▶ _Required task_: Only lines with the word "MACD" are needed; collect each of them from the listing below.
▼
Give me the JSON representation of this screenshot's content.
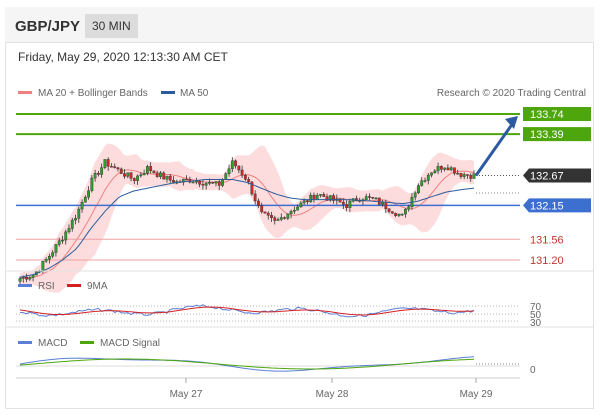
{
  "header": {
    "pair": "GBP/JPY",
    "timeframe": "30 MIN"
  },
  "timestamp": "Friday, May 29, 2020 12:13:30 AM CET",
  "credit": "Research © 2020 Trading Central",
  "colors": {
    "green": "#4da60c",
    "blue": "#3d6fd1",
    "red": "#e07070",
    "band": "#fcd6d6",
    "candle_up": "#2ca02c",
    "candle_down": "#d62728"
  },
  "chart_data": {
    "type": "candlestick",
    "legend": [
      {
        "name": "MA 20 + Bollinger Bands",
        "color": "#f08080"
      },
      {
        "name": "MA 50",
        "color": "#2c5c9c"
      }
    ],
    "levels": [
      {
        "value": 133.74,
        "label": "133.74",
        "kind": "resistance"
      },
      {
        "value": 133.39,
        "label": "133.39",
        "kind": "resistance"
      },
      {
        "value": 132.67,
        "label": "132.67",
        "kind": "last"
      },
      {
        "value": 132.15,
        "label": "132.15",
        "kind": "pivot"
      },
      {
        "value": 131.56,
        "label": "131.56",
        "kind": "support"
      },
      {
        "value": 131.2,
        "label": "131.20",
        "kind": "support"
      }
    ],
    "x_labels": [
      "May 27",
      "May 28",
      "May 29"
    ],
    "price_path": [
      130.88,
      130.95,
      131.25,
      131.6,
      132.0,
      132.55,
      132.9,
      132.75,
      132.6,
      132.8,
      132.65,
      132.55,
      132.6,
      132.55,
      132.5,
      132.9,
      132.6,
      132.0,
      131.85,
      132.05,
      132.2,
      132.35,
      132.25,
      132.15,
      132.3,
      132.25,
      132.1,
      131.95,
      132.5,
      132.75,
      132.85,
      132.7,
      132.67
    ],
    "ma50": [
      130.9,
      130.95,
      131.05,
      131.2,
      131.4,
      131.75,
      132.05,
      132.3,
      132.4,
      132.45,
      132.5,
      132.55,
      132.57,
      132.6,
      132.6,
      132.6,
      132.55,
      132.45,
      132.35,
      132.28,
      132.25,
      132.25,
      132.25,
      132.25,
      132.24,
      132.22,
      132.2,
      132.18,
      132.22,
      132.3,
      132.38,
      132.42,
      132.45
    ],
    "projection": {
      "from": 132.67,
      "to": 133.74
    },
    "sub_panels": [
      {
        "name": "RSI",
        "series": [
          {
            "name": "RSI",
            "color": "#5b7fd6"
          },
          {
            "name": "9MA",
            "color": "#d62020"
          }
        ],
        "ticks": [
          "70",
          "50",
          "30"
        ]
      },
      {
        "name": "MACD",
        "series": [
          {
            "name": "MACD",
            "color": "#5b7fd6"
          },
          {
            "name": "MACD Signal",
            "color": "#4da60c"
          }
        ],
        "ticks": [
          "0"
        ]
      }
    ]
  }
}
▲
▶ _Completed exercise_:
        "name": "MACD",
            "name": "MACD",
            "name": "MACD Signal",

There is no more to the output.